### DATA SHOWN
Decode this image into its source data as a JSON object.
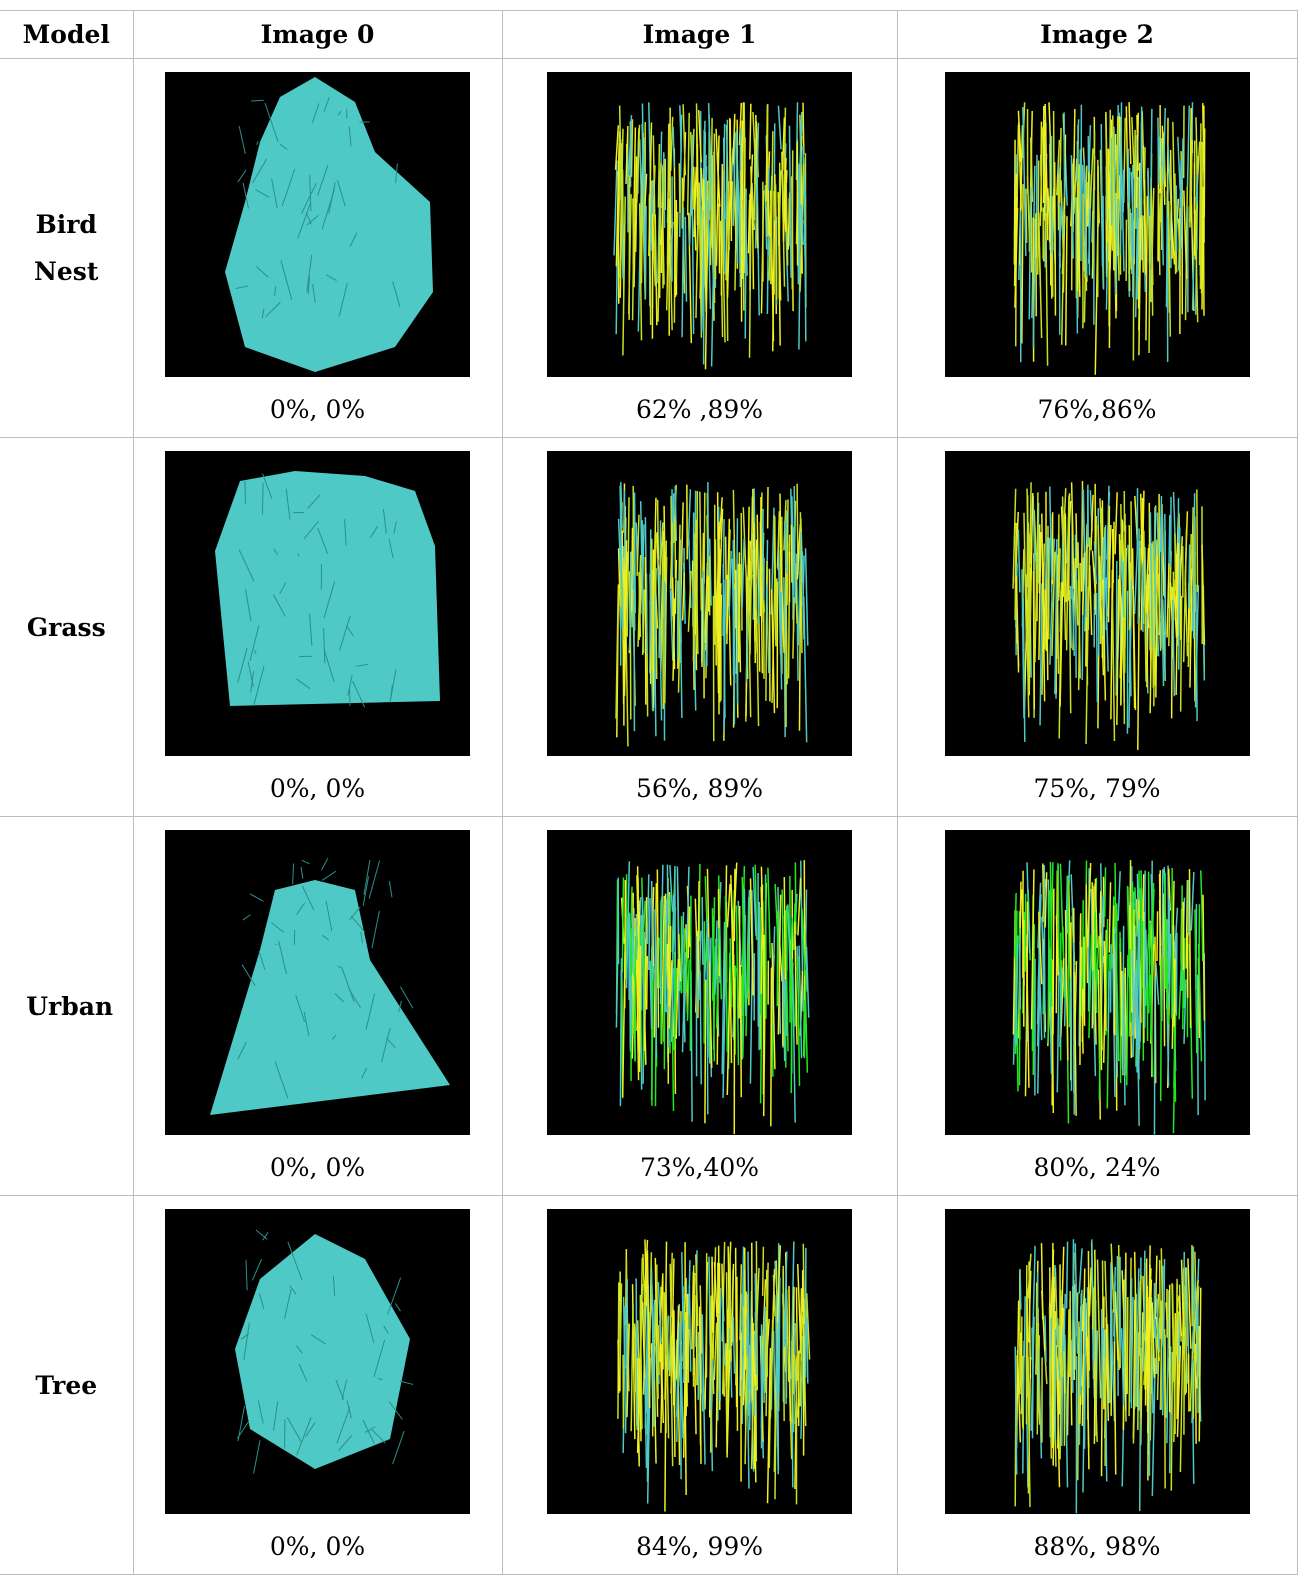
{
  "table": {
    "header": [
      "Model",
      "Image 0",
      "Image 1",
      "Image 2"
    ],
    "rows": [
      {
        "model": "Bird Nest",
        "cells": [
          "0%, 0%",
          "62% ,89%",
          "76%,86%"
        ]
      },
      {
        "model": "Grass",
        "cells": [
          "0%, 0%",
          "56%, 89%",
          "75%, 79%"
        ]
      },
      {
        "model": "Urban",
        "cells": [
          "0%, 0%",
          "73%,40%",
          "80%, 24%"
        ]
      },
      {
        "model": "Tree",
        "cells": [
          "0%, 0%",
          "84%, 99%",
          "88%, 98%"
        ]
      }
    ]
  }
}
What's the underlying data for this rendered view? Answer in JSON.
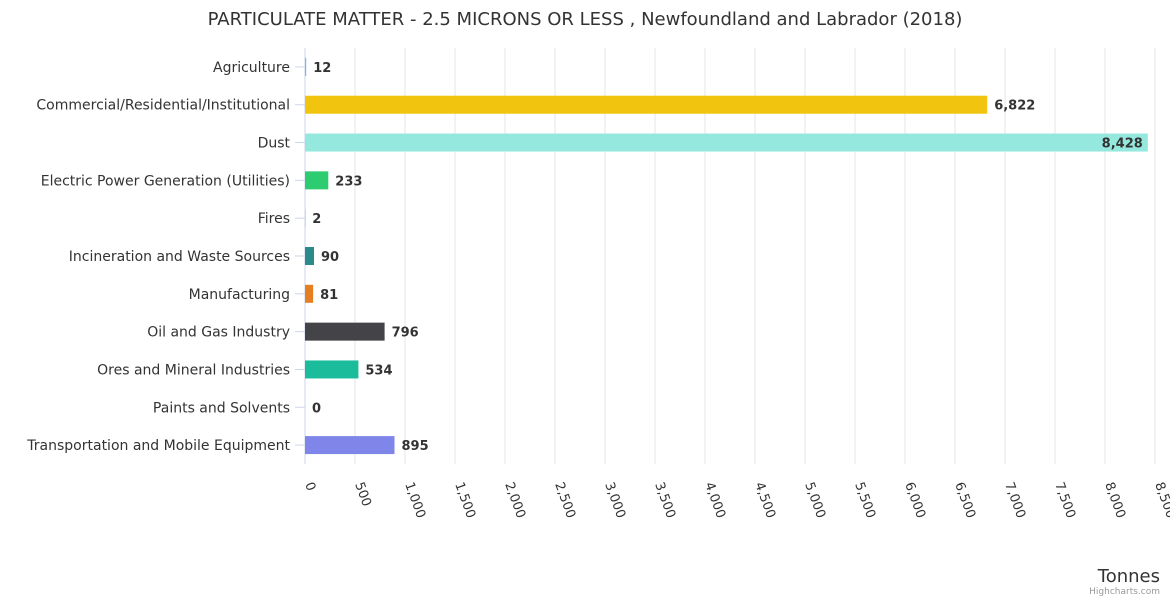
{
  "chart_data": {
    "type": "bar",
    "orientation": "horizontal",
    "title": "PARTICULATE MATTER - 2.5 MICRONS OR LESS , Newfoundland and Labrador (2018)",
    "xlabel": "Tonnes",
    "ylabel": "",
    "xlim": [
      0,
      8500
    ],
    "tick_values": [
      0,
      500,
      1000,
      1500,
      2000,
      2500,
      3000,
      3500,
      4000,
      4500,
      5000,
      5500,
      6000,
      6500,
      7000,
      7500,
      8000,
      8500
    ],
    "tick_labels": [
      "0",
      "500",
      "1,000",
      "1,500",
      "2,000",
      "2,500",
      "3,000",
      "3,500",
      "4,000",
      "4,500",
      "5,000",
      "5,500",
      "6,000",
      "6,500",
      "7,000",
      "7,500",
      "8,000",
      "8,500"
    ],
    "grid": true,
    "legend": "none",
    "categories": [
      "Agriculture",
      "Commercial/Residential/Institutional",
      "Dust",
      "Electric Power Generation (Utilities)",
      "Fires",
      "Incineration and Waste Sources",
      "Manufacturing",
      "Oil and Gas Industry",
      "Ores and Mineral Industries",
      "Paints and Solvents",
      "Transportation and Mobile Equipment"
    ],
    "values": [
      12,
      6822,
      8428,
      233,
      2,
      90,
      81,
      796,
      534,
      0,
      895
    ],
    "data_labels": [
      "12",
      "6,822",
      "8,428",
      "233",
      "2",
      "90",
      "81",
      "796",
      "534",
      "0",
      "895"
    ],
    "colors": [
      "#7cb5ec",
      "#f1c40f",
      "#95e8de",
      "#2ecc71",
      "#e74c3c",
      "#2a8b8b",
      "#e67e22",
      "#434348",
      "#1abc9c",
      "#9b59b6",
      "#8085e9"
    ]
  },
  "credits": "Highcharts.com"
}
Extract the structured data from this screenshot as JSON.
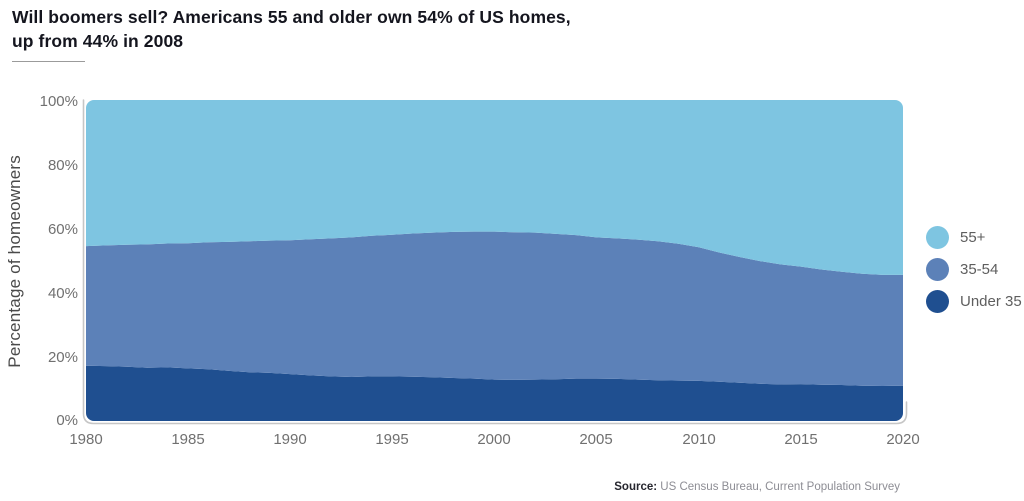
{
  "title": {
    "line1": "Will boomers sell? Americans 55 and older own 54% of US homes,",
    "line2": "up from 44% in 2008"
  },
  "y_axis": {
    "title": "Percentage of homeowners",
    "ticks": [
      "100%",
      "80%",
      "60%",
      "40%",
      "20%",
      "0%"
    ]
  },
  "x_axis": {
    "ticks": [
      "1980",
      "1985",
      "1990",
      "1995",
      "2000",
      "2005",
      "2010",
      "2015",
      "2020"
    ]
  },
  "legend": {
    "items": [
      {
        "label": "55+",
        "color": "#7ec5e1"
      },
      {
        "label": "35-54",
        "color": "#5c81b8"
      },
      {
        "label": "Under 35",
        "color": "#1f4f90"
      }
    ]
  },
  "source": {
    "label": "Source:",
    "text": " US Census Bureau, Current Population Survey"
  },
  "chart_data": {
    "type": "area",
    "stacked": true,
    "title": "Will boomers sell? Americans 55 and older own 54% of US homes, up from 44% in 2008",
    "xlabel": "",
    "ylabel": "Percentage of homeowners",
    "xlim": [
      1980,
      2020
    ],
    "ylim": [
      0,
      100
    ],
    "grid": false,
    "legend_position": "right",
    "x": [
      1980,
      1981,
      1982,
      1983,
      1984,
      1985,
      1986,
      1987,
      1988,
      1989,
      1990,
      1991,
      1992,
      1993,
      1994,
      1995,
      1996,
      1997,
      1998,
      1999,
      2000,
      2001,
      2002,
      2003,
      2004,
      2005,
      2006,
      2007,
      2008,
      2009,
      2010,
      2011,
      2012,
      2013,
      2014,
      2015,
      2016,
      2017,
      2018,
      2019,
      2020
    ],
    "series": [
      {
        "name": "Under 35",
        "color": "#1f4f90",
        "values": [
          17.2,
          17.1,
          16.9,
          16.6,
          16.7,
          16.4,
          16.1,
          15.6,
          15.2,
          15.0,
          14.6,
          14.2,
          13.9,
          13.7,
          13.9,
          13.9,
          13.8,
          13.6,
          13.4,
          13.2,
          12.9,
          12.8,
          12.9,
          13.0,
          13.2,
          13.2,
          13.1,
          12.9,
          12.7,
          12.6,
          12.5,
          12.2,
          11.9,
          11.6,
          11.4,
          11.5,
          11.3,
          11.2,
          11.0,
          10.9,
          11.0
        ]
      },
      {
        "name": "35-54",
        "color": "#5c81b8",
        "values": [
          37.3,
          37.6,
          38.0,
          38.4,
          38.6,
          39.0,
          39.6,
          40.2,
          40.8,
          41.2,
          41.7,
          42.4,
          43.0,
          43.5,
          43.8,
          44.1,
          44.6,
          45.1,
          45.5,
          45.8,
          46.1,
          46.0,
          45.8,
          45.3,
          44.7,
          44.0,
          43.8,
          43.6,
          43.3,
          42.6,
          41.6,
          40.3,
          39.2,
          38.2,
          37.4,
          36.6,
          35.9,
          35.3,
          34.9,
          34.6,
          34.5
        ]
      },
      {
        "name": "55+",
        "color": "#7ec5e1",
        "values": [
          45.5,
          45.3,
          45.1,
          45.0,
          44.7,
          44.6,
          44.3,
          44.2,
          44.0,
          43.8,
          43.7,
          43.4,
          43.1,
          42.8,
          42.3,
          42.0,
          41.6,
          41.3,
          41.1,
          41.0,
          41.0,
          41.2,
          41.3,
          41.7,
          42.1,
          42.8,
          43.1,
          43.5,
          44.0,
          44.8,
          45.9,
          47.5,
          48.9,
          50.2,
          51.2,
          51.9,
          52.8,
          53.5,
          54.1,
          54.5,
          54.5
        ]
      }
    ]
  }
}
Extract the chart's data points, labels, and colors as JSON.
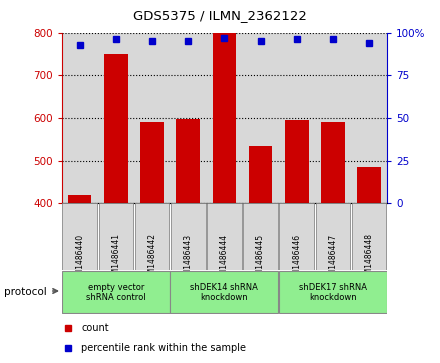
{
  "title": "GDS5375 / ILMN_2362122",
  "samples": [
    "GSM1486440",
    "GSM1486441",
    "GSM1486442",
    "GSM1486443",
    "GSM1486444",
    "GSM1486445",
    "GSM1486446",
    "GSM1486447",
    "GSM1486448"
  ],
  "counts": [
    420,
    750,
    590,
    598,
    800,
    535,
    596,
    591,
    484
  ],
  "percentile_ranks": [
    93,
    96,
    95,
    95,
    97,
    95,
    96,
    96,
    94
  ],
  "ylim_left": [
    400,
    800
  ],
  "ylim_right": [
    0,
    100
  ],
  "yticks_left": [
    400,
    500,
    600,
    700,
    800
  ],
  "yticks_right": [
    0,
    25,
    50,
    75,
    100
  ],
  "bar_color": "#cc0000",
  "dot_color": "#0000cc",
  "groups": [
    {
      "label": "empty vector\nshRNA control",
      "start": 0,
      "end": 3,
      "color": "#90ee90"
    },
    {
      "label": "shDEK14 shRNA\nknockdown",
      "start": 3,
      "end": 6,
      "color": "#90ee90"
    },
    {
      "label": "shDEK17 shRNA\nknockdown",
      "start": 6,
      "end": 9,
      "color": "#90ee90"
    }
  ],
  "legend_count_color": "#cc0000",
  "legend_dot_color": "#0000cc",
  "left_axis_color": "#cc0000",
  "right_axis_color": "#0000cc",
  "plot_bg_color": "#d8d8d8",
  "grid_color": "#000000",
  "protocol_label": "protocol"
}
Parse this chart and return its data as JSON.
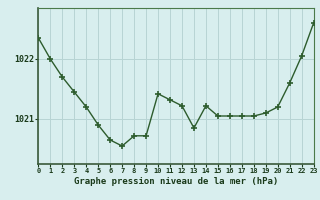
{
  "hours": [
    0,
    1,
    2,
    3,
    4,
    5,
    6,
    7,
    8,
    9,
    10,
    11,
    12,
    13,
    14,
    15,
    16,
    17,
    18,
    19,
    20,
    21,
    22,
    23
  ],
  "pressure": [
    1022.35,
    1022.0,
    1021.7,
    1021.45,
    1021.2,
    1020.9,
    1020.65,
    1020.55,
    1020.72,
    1020.72,
    1021.42,
    1021.32,
    1021.22,
    1020.85,
    1021.22,
    1021.05,
    1021.05,
    1021.05,
    1021.05,
    1021.1,
    1021.2,
    1021.6,
    1022.05,
    1022.6
  ],
  "line_color": "#2d5c2d",
  "marker_color": "#2d5c2d",
  "bg_color": "#d8eeee",
  "grid_color": "#b8d4d4",
  "xlabel": "Graphe pression niveau de la mer (hPa)",
  "xlabel_color": "#1a3a1a",
  "tick_label_color": "#1a3a1a",
  "ytick_labels": [
    "1021",
    "1022"
  ],
  "ytick_values": [
    1021.0,
    1022.0
  ],
  "ylim": [
    1020.25,
    1022.85
  ],
  "xlim": [
    0,
    23
  ],
  "border_color": "#4a7a4a"
}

### INSTRUCTIONS TO FOLLOW
Whichever lines contain the string "colors", select and copy them.

### WRITTEN ANSWER
    "colors": [
Extract the chart's data points, labels, and colors as JSON.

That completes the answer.